▸ **WHAT THE TASK ASKS**: Copy every line of the following data that includes the string "diesem".
━━━━━━
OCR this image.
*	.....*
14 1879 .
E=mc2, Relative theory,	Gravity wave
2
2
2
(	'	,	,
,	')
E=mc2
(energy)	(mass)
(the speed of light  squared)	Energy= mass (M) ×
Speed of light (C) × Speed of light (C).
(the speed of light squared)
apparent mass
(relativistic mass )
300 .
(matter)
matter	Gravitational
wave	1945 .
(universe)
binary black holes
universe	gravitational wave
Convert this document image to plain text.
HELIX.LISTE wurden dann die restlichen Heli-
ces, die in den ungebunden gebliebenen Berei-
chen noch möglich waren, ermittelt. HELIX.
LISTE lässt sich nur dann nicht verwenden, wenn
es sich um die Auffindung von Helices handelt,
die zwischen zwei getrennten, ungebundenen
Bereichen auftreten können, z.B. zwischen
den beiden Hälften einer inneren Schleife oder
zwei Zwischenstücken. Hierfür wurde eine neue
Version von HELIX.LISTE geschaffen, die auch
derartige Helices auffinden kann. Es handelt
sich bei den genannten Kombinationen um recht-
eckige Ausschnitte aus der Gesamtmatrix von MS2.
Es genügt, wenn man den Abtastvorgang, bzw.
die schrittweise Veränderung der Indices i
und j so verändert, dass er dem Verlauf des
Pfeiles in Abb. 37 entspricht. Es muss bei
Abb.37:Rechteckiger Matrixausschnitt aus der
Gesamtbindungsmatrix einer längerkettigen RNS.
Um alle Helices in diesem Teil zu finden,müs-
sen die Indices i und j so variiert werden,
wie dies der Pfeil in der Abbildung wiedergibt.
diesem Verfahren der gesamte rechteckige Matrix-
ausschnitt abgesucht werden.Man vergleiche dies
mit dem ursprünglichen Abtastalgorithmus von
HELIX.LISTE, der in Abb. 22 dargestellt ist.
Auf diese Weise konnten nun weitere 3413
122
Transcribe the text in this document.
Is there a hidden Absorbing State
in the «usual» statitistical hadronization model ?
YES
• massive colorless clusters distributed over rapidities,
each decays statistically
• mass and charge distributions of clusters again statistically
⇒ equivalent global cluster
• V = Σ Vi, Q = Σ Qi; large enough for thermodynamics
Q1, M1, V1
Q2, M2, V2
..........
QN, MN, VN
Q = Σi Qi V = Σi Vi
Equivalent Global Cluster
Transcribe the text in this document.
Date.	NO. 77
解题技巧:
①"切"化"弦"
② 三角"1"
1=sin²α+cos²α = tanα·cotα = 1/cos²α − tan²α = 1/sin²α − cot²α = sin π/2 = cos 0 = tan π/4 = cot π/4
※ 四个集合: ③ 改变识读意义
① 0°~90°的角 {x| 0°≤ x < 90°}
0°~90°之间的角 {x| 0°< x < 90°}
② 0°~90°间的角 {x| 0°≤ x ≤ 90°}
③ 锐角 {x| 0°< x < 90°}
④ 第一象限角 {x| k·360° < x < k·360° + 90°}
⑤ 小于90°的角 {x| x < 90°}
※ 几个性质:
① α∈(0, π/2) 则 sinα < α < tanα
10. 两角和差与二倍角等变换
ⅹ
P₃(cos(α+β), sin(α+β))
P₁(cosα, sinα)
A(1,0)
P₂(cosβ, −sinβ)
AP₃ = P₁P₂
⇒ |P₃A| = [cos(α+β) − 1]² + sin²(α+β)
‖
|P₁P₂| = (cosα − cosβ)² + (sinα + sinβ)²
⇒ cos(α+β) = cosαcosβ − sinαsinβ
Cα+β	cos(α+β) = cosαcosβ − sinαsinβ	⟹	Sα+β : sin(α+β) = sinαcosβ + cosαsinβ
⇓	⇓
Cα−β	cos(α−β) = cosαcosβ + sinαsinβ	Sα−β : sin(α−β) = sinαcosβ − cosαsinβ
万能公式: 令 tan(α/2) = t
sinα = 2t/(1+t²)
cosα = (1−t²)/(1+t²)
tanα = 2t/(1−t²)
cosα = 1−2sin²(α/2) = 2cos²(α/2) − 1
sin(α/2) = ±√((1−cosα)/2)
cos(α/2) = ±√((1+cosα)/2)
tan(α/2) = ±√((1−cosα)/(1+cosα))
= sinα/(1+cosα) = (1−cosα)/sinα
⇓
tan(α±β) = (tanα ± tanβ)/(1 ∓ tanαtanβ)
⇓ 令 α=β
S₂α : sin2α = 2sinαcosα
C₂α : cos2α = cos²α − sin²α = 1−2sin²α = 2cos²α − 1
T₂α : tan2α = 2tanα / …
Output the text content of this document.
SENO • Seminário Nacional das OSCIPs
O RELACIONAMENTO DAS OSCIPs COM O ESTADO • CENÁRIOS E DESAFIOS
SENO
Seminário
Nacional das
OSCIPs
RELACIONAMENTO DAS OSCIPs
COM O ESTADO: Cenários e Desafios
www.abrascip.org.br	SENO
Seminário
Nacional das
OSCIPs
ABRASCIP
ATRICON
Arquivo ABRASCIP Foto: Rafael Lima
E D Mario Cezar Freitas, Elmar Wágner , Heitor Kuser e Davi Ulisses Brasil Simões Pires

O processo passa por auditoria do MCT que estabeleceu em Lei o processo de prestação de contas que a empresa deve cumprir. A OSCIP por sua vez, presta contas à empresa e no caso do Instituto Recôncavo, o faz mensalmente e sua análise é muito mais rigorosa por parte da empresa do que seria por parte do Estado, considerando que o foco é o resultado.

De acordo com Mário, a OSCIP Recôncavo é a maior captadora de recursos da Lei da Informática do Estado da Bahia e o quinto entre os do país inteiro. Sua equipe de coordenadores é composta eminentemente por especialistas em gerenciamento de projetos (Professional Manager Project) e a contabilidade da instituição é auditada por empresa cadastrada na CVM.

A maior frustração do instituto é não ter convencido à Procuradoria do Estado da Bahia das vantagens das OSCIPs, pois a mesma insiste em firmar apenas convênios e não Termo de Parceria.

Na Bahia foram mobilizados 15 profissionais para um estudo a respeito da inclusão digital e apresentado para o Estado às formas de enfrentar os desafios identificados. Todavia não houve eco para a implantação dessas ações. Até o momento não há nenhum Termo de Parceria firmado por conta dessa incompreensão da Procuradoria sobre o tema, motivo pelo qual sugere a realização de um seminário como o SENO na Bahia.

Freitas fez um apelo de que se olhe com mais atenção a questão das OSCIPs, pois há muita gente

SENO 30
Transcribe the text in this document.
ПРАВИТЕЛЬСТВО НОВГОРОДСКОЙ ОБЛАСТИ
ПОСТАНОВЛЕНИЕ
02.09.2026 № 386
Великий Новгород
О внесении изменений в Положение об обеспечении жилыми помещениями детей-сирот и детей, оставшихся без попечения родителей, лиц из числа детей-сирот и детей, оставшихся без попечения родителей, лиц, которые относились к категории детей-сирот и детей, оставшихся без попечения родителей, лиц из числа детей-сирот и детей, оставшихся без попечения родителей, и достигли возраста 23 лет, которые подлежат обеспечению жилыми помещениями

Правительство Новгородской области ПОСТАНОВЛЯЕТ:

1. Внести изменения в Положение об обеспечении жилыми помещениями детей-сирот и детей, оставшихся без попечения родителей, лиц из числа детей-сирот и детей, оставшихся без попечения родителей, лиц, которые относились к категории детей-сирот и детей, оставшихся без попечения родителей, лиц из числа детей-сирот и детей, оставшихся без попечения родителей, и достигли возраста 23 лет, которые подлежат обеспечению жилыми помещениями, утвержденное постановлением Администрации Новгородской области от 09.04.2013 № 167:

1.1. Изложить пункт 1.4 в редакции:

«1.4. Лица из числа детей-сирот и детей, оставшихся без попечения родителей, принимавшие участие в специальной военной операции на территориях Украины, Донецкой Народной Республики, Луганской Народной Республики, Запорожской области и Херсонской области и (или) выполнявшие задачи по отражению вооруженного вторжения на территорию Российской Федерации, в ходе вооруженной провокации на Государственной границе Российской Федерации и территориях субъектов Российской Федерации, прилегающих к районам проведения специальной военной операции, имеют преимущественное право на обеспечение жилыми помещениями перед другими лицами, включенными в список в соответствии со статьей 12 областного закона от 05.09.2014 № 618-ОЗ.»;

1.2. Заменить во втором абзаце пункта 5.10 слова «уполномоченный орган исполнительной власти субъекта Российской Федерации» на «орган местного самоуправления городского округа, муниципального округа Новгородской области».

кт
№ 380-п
━━━━━━
▸ **CORRECT OUTPUT**:
Um alle Helices in diesem Teil zu finden,müs-
diesem Verfahren der gesamte rechteckige Matrix-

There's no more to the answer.